== Requirement ==
Read the entries below and pull out each line with the string "content".
╭─ Listing
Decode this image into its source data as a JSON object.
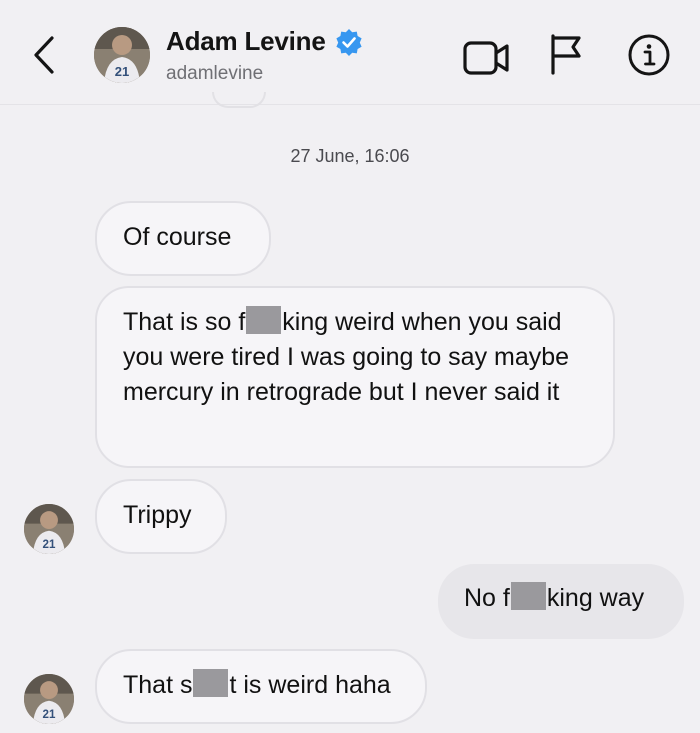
{
  "header": {
    "name": "Adam Levine",
    "username": "adamlevine",
    "verified": true,
    "jersey_number": "21",
    "icons": [
      "back-chevron-icon",
      "verified-badge-icon",
      "video-call-icon",
      "flag-icon",
      "info-icon"
    ]
  },
  "timestamp": "27 June, 16:06",
  "messages": [
    {
      "direction": "incoming",
      "parts": [
        "Of course"
      ]
    },
    {
      "direction": "incoming",
      "parts": [
        "That is so f",
        "king weird when you said you were tired I was going to say maybe mercury in retrograde but I never said it"
      ]
    },
    {
      "direction": "incoming",
      "parts": [
        "Trippy"
      ]
    },
    {
      "direction": "outgoing",
      "parts": [
        "No f",
        "king way"
      ]
    },
    {
      "direction": "incoming",
      "parts": [
        "That s",
        "t is weird haha"
      ]
    }
  ],
  "colors": {
    "background": "#f1f0f3",
    "incoming_bubble": "#f6f5f8",
    "outgoing_bubble": "#e7e6ea",
    "verified_blue": "#3797f0",
    "censor_gray": "#9a999d"
  }
}
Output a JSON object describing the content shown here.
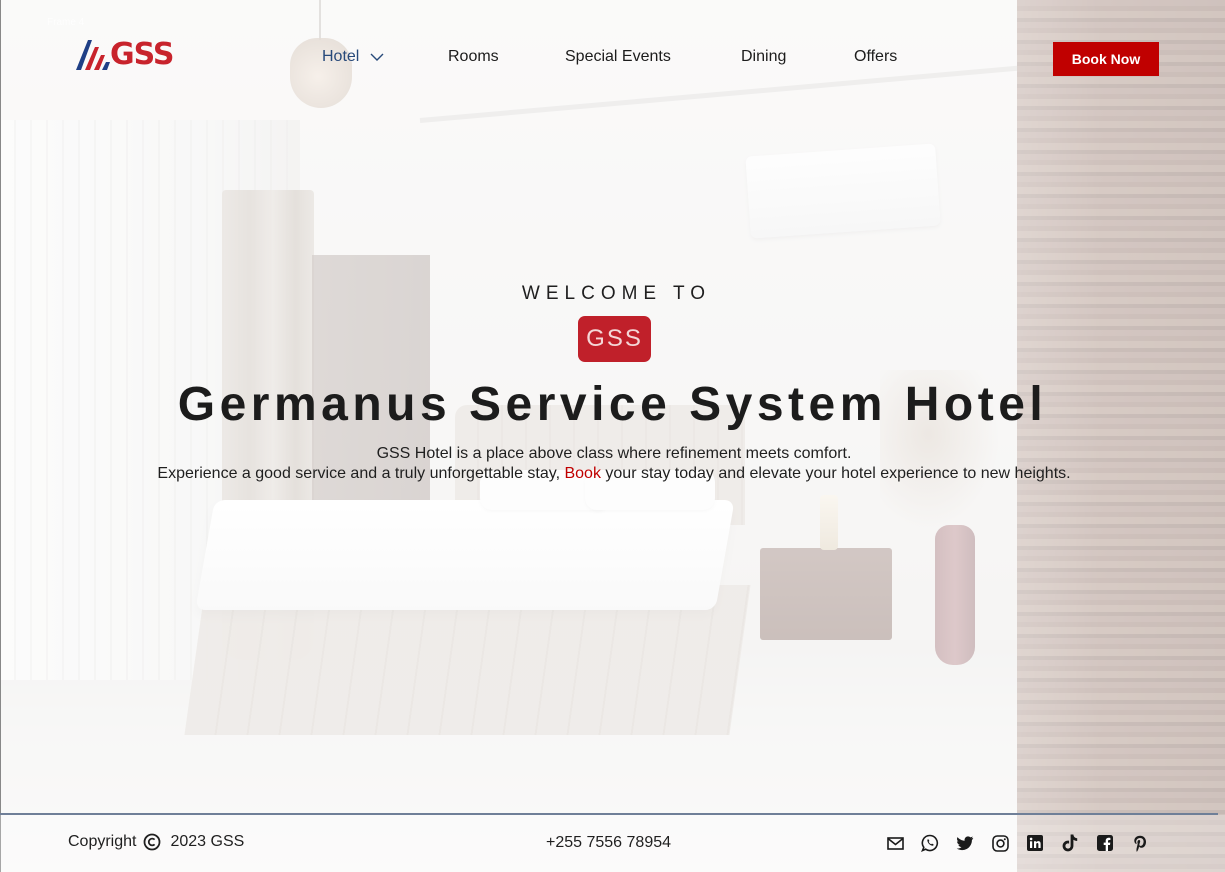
{
  "frame_label": "Frame 4",
  "brand": {
    "logo_text": "GSS"
  },
  "nav": {
    "items": [
      {
        "label": "Hotel",
        "active": true,
        "has_dropdown": true
      },
      {
        "label": "Rooms"
      },
      {
        "label": "Special Events"
      },
      {
        "label": "Dining"
      },
      {
        "label": "Offers"
      }
    ],
    "cta_label": "Book Now"
  },
  "hero": {
    "welcome": "WELCOME TO",
    "badge": "GSS",
    "title": "Germanus Service System Hotel",
    "line1": "GSS Hotel is a place above class where refinement meets comfort.",
    "line2_before": "Experience a good service and a truly unforgettable stay, ",
    "line2_link": "Book",
    "line2_after": " your stay today and elevate your hotel experience to new heights."
  },
  "footer": {
    "copyright_label": "Copyright",
    "copyright_year": "2023 GSS",
    "phone": "+255 7556 78954",
    "socials": [
      "mail-icon",
      "whatsapp-icon",
      "twitter-icon",
      "instagram-icon",
      "linkedin-icon",
      "tiktok-icon",
      "facebook-icon",
      "pinterest-icon"
    ]
  },
  "colors": {
    "accent_red": "#c00000",
    "badge_red": "#c0202a",
    "nav_active": "#27497a",
    "logo_blue": "#1f3f86"
  }
}
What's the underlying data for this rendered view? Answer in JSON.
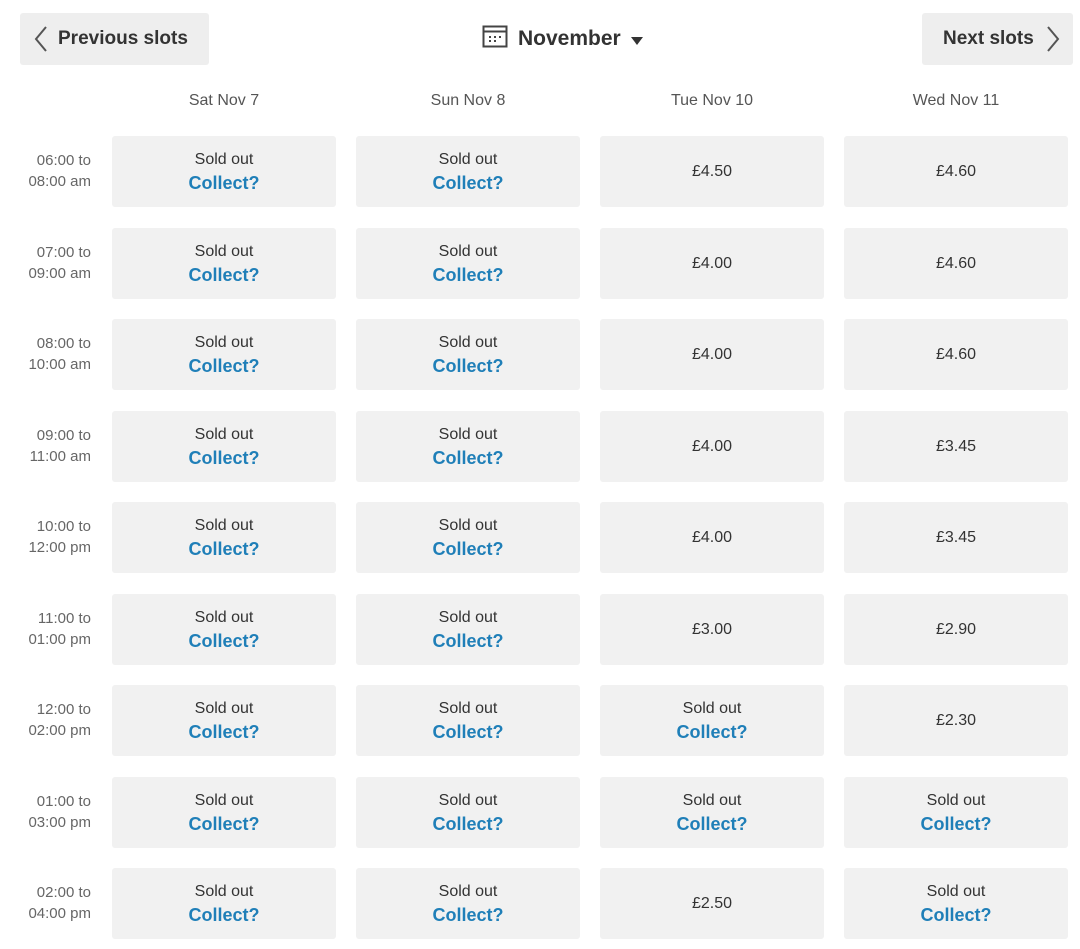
{
  "nav": {
    "prev_label": "Previous slots",
    "next_label": "Next slots",
    "month_label": "November"
  },
  "icons": {
    "prev": "chevron-left-icon",
    "next": "chevron-right-icon",
    "calendar": "calendar-icon",
    "caret": "caret-down-icon"
  },
  "colors": {
    "collect_link": "#1f7fb8",
    "slot_bg": "#f1f1f1",
    "button_bg": "#eeeeee"
  },
  "days": [
    "Sat Nov 7",
    "Sun Nov 8",
    "Tue Nov 10",
    "Wed Nov 11"
  ],
  "sold_out_label": "Sold out",
  "collect_label": "Collect?",
  "rows": [
    {
      "time_line1": "06:00 to",
      "time_line2": "08:00 am",
      "slots": [
        {
          "status": "sold_out"
        },
        {
          "status": "sold_out"
        },
        {
          "status": "available",
          "price": "£4.50"
        },
        {
          "status": "available",
          "price": "£4.60"
        }
      ]
    },
    {
      "time_line1": "07:00 to",
      "time_line2": "09:00 am",
      "slots": [
        {
          "status": "sold_out"
        },
        {
          "status": "sold_out"
        },
        {
          "status": "available",
          "price": "£4.00"
        },
        {
          "status": "available",
          "price": "£4.60"
        }
      ]
    },
    {
      "time_line1": "08:00 to",
      "time_line2": "10:00 am",
      "slots": [
        {
          "status": "sold_out"
        },
        {
          "status": "sold_out"
        },
        {
          "status": "available",
          "price": "£4.00"
        },
        {
          "status": "available",
          "price": "£4.60"
        }
      ]
    },
    {
      "time_line1": "09:00 to",
      "time_line2": "11:00 am",
      "slots": [
        {
          "status": "sold_out"
        },
        {
          "status": "sold_out"
        },
        {
          "status": "available",
          "price": "£4.00"
        },
        {
          "status": "available",
          "price": "£3.45"
        }
      ]
    },
    {
      "time_line1": "10:00 to",
      "time_line2": "12:00 pm",
      "slots": [
        {
          "status": "sold_out"
        },
        {
          "status": "sold_out"
        },
        {
          "status": "available",
          "price": "£4.00"
        },
        {
          "status": "available",
          "price": "£3.45"
        }
      ]
    },
    {
      "time_line1": "11:00 to",
      "time_line2": "01:00 pm",
      "slots": [
        {
          "status": "sold_out"
        },
        {
          "status": "sold_out"
        },
        {
          "status": "available",
          "price": "£3.00"
        },
        {
          "status": "available",
          "price": "£2.90"
        }
      ]
    },
    {
      "time_line1": "12:00 to",
      "time_line2": "02:00 pm",
      "slots": [
        {
          "status": "sold_out"
        },
        {
          "status": "sold_out"
        },
        {
          "status": "sold_out"
        },
        {
          "status": "available",
          "price": "£2.30"
        }
      ]
    },
    {
      "time_line1": "01:00 to",
      "time_line2": "03:00 pm",
      "slots": [
        {
          "status": "sold_out"
        },
        {
          "status": "sold_out"
        },
        {
          "status": "sold_out"
        },
        {
          "status": "sold_out"
        }
      ]
    },
    {
      "time_line1": "02:00 to",
      "time_line2": "04:00 pm",
      "slots": [
        {
          "status": "sold_out"
        },
        {
          "status": "sold_out"
        },
        {
          "status": "available",
          "price": "£2.50"
        },
        {
          "status": "sold_out"
        }
      ]
    }
  ]
}
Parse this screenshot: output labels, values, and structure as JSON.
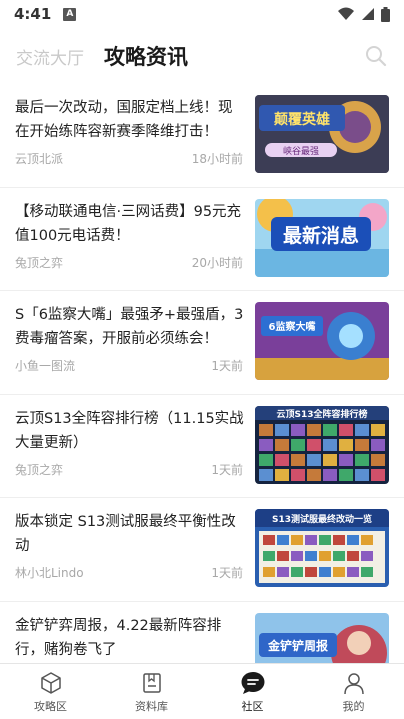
{
  "status_bar": {
    "time": "4:41",
    "sim_glyph": "A"
  },
  "header": {
    "tab_inactive": "交流大厅",
    "tab_active": "攻略资讯"
  },
  "articles": [
    {
      "title": "最后一次改动，国服定档上线！现在开始练阵容新赛季降维打击！",
      "source": "云顶北派",
      "time": "18小时前",
      "thumb_text": "颠覆英雄",
      "thumb_subtext": "峡谷最强"
    },
    {
      "title": "【移动联通电信·三网话费】95元充值100元电话费！",
      "source": "兔顶之弈",
      "time": "20小时前",
      "thumb_text": "最新消息"
    },
    {
      "title": "S「6监察大嘴」最强矛+最强盾，3费毒瘤答案，开服前必须练会！",
      "source": "小鱼一图流",
      "time": "1天前",
      "thumb_text": "6监察大嘴"
    },
    {
      "title": "云顶S13全阵容排行榜（11.15实战大量更新）",
      "source": "兔顶之弈",
      "time": "1天前",
      "thumb_text": "云顶S13全阵容排行榜"
    },
    {
      "title": "版本锁定 S13测试服最终平衡性改动",
      "source": "林小北Lindo",
      "time": "1天前",
      "thumb_text": "S13测试服最终改动一览"
    },
    {
      "title": "金铲铲弈周报，4.22最新阵容排行，赌狗卷飞了",
      "source": "",
      "time": "",
      "thumb_text": "金铲铲周报"
    }
  ],
  "tabbar": [
    {
      "label": "攻略区",
      "icon": "cube-icon"
    },
    {
      "label": "资料库",
      "icon": "book-icon"
    },
    {
      "label": "社区",
      "icon": "chat-bubble-icon"
    },
    {
      "label": "我的",
      "icon": "person-icon"
    }
  ]
}
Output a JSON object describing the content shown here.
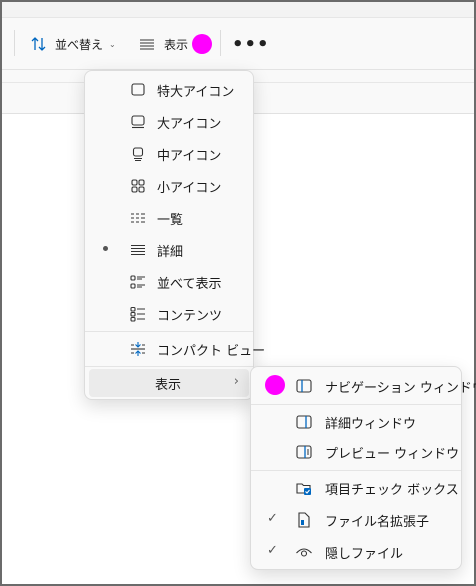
{
  "toolbar": {
    "sort_label": "並べ替え",
    "view_label": "表示",
    "more_label": "•••"
  },
  "view_menu": {
    "items": [
      {
        "label": "特大アイコン",
        "icon": "extra-large-icons-icon",
        "selected": false
      },
      {
        "label": "大アイコン",
        "icon": "large-icons-icon",
        "selected": false
      },
      {
        "label": "中アイコン",
        "icon": "medium-icons-icon",
        "selected": false
      },
      {
        "label": "小アイコン",
        "icon": "small-icons-icon",
        "selected": false
      },
      {
        "label": "一覧",
        "icon": "list-icon",
        "selected": false
      },
      {
        "label": "詳細",
        "icon": "details-icon",
        "selected": true
      },
      {
        "label": "並べて表示",
        "icon": "tiles-icon",
        "selected": false
      },
      {
        "label": "コンテンツ",
        "icon": "content-icon",
        "selected": false
      }
    ],
    "compact_label": "コンパクト ビュー",
    "show_label": "表示"
  },
  "show_submenu": {
    "items": [
      {
        "label": "ナビゲーション ウィンドウ",
        "icon": "navigation-pane-icon",
        "checked": false
      },
      {
        "label": "詳細ウィンドウ",
        "icon": "details-pane-icon",
        "checked": false
      },
      {
        "label": "プレビュー ウィンドウ",
        "icon": "preview-pane-icon",
        "checked": false
      },
      {
        "label": "項目チェック ボックス",
        "icon": "item-checkbox-icon",
        "checked": false
      },
      {
        "label": "ファイル名拡張子",
        "icon": "file-extension-icon",
        "checked": true
      },
      {
        "label": "隠しファイル",
        "icon": "hidden-files-icon",
        "checked": true
      }
    ]
  },
  "colors": {
    "accent": "#0067c0",
    "highlight_marker": "#ff00ff"
  }
}
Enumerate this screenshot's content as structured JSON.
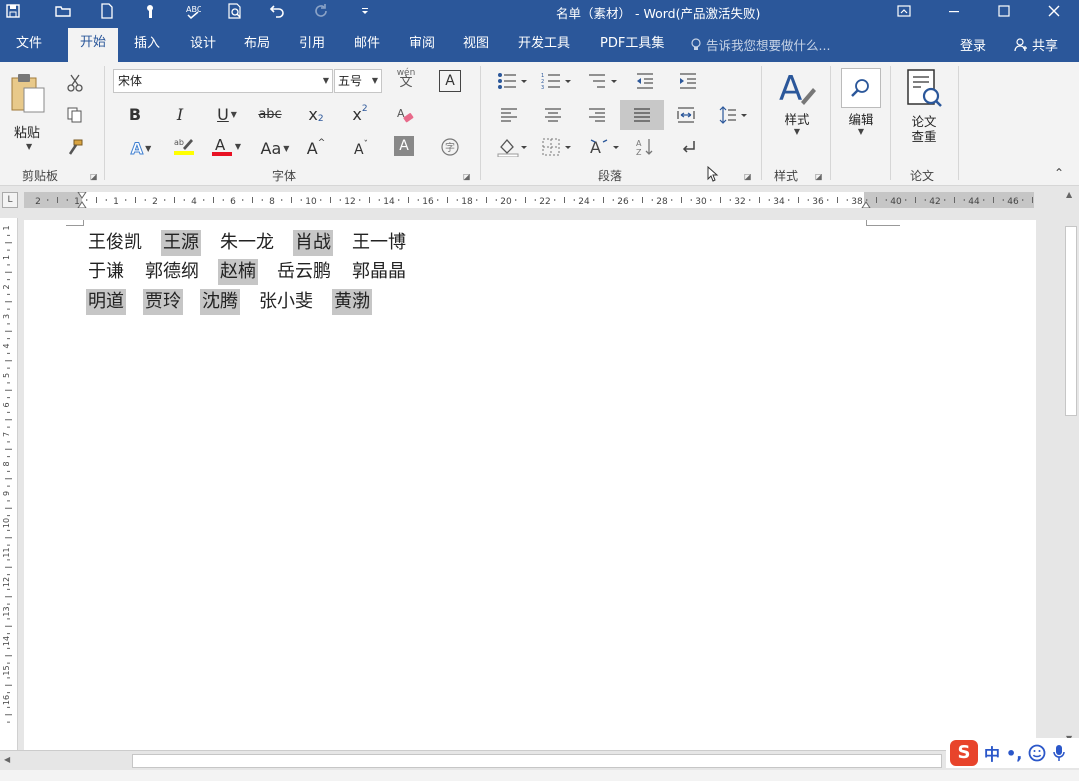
{
  "window": {
    "title": "名单（素材） - Word(产品激活失败)"
  },
  "tabs": [
    {
      "label": "文件"
    },
    {
      "label": "开始"
    },
    {
      "label": "插入"
    },
    {
      "label": "设计"
    },
    {
      "label": "布局"
    },
    {
      "label": "引用"
    },
    {
      "label": "邮件"
    },
    {
      "label": "审阅"
    },
    {
      "label": "视图"
    },
    {
      "label": "开发工具"
    },
    {
      "label": "PDF工具集"
    }
  ],
  "active_tab": "开始",
  "tell_me": "告诉我您想要做什么...",
  "signin": "登录",
  "share": "共享",
  "clipboard": {
    "paste": "粘贴",
    "group": "剪贴板"
  },
  "font": {
    "name": "宋体",
    "size": "五号",
    "phonetic": "wén",
    "phonetic_char": "文",
    "border_char": "A",
    "bold": "B",
    "italic": "I",
    "underline": "U",
    "strike": "abc",
    "sub": "x",
    "sup": "x",
    "grow": "A",
    "shrink": "A",
    "aa": "Aa",
    "group": "字体"
  },
  "paragraph": {
    "group": "段落"
  },
  "styles": {
    "label": "样式",
    "group": "样式"
  },
  "editing": {
    "label": "编辑"
  },
  "thesis": {
    "label1": "论文",
    "label2": "查重",
    "group": "论文"
  },
  "ruler_numbers": [
    "2",
    "1",
    "1",
    "2",
    "4",
    "6",
    "8",
    "10",
    "12",
    "14",
    "16",
    "18",
    "20",
    "22",
    "24",
    "26",
    "28",
    "30",
    "32",
    "34",
    "36",
    "38",
    "40",
    "42",
    "44",
    "46",
    "48"
  ],
  "vruler_numbers": [
    "1",
    "1",
    "2",
    "3",
    "4",
    "5",
    "6",
    "7",
    "8",
    "9",
    "10",
    "11",
    "12",
    "13",
    "14",
    "15",
    "16"
  ],
  "document": {
    "lines": [
      [
        {
          "text": "王俊凯",
          "hl": false
        },
        {
          "text": "王源",
          "hl": true
        },
        {
          "text": "朱一龙",
          "hl": false
        },
        {
          "text": "肖战",
          "hl": true
        },
        {
          "text": "王一博",
          "hl": false
        }
      ],
      [
        {
          "text": "于谦",
          "hl": false
        },
        {
          "text": "郭德纲",
          "hl": false
        },
        {
          "text": "赵楠",
          "hl": true
        },
        {
          "text": "岳云鹏",
          "hl": false
        },
        {
          "text": "郭晶晶",
          "hl": false
        }
      ],
      [
        {
          "text": "明道",
          "hl": true
        },
        {
          "text": "贾玲",
          "hl": true
        },
        {
          "text": "沈腾",
          "hl": true
        },
        {
          "text": "张小斐",
          "hl": false
        },
        {
          "text": "黄渤",
          "hl": true
        }
      ]
    ]
  },
  "ime": {
    "mode": "中"
  },
  "colors": {
    "brand": "#2b579a",
    "highlight": "#c6c6c6",
    "font_red": "#e81123",
    "hl_yellow": "#ffff00"
  }
}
╰─
== Expected output ==
Output a JSON object describing the content shown here.
Output a JSON object describing the content shown here.
        "icon": "content-icon",
Enumerate this screenshot's content as structured JSON.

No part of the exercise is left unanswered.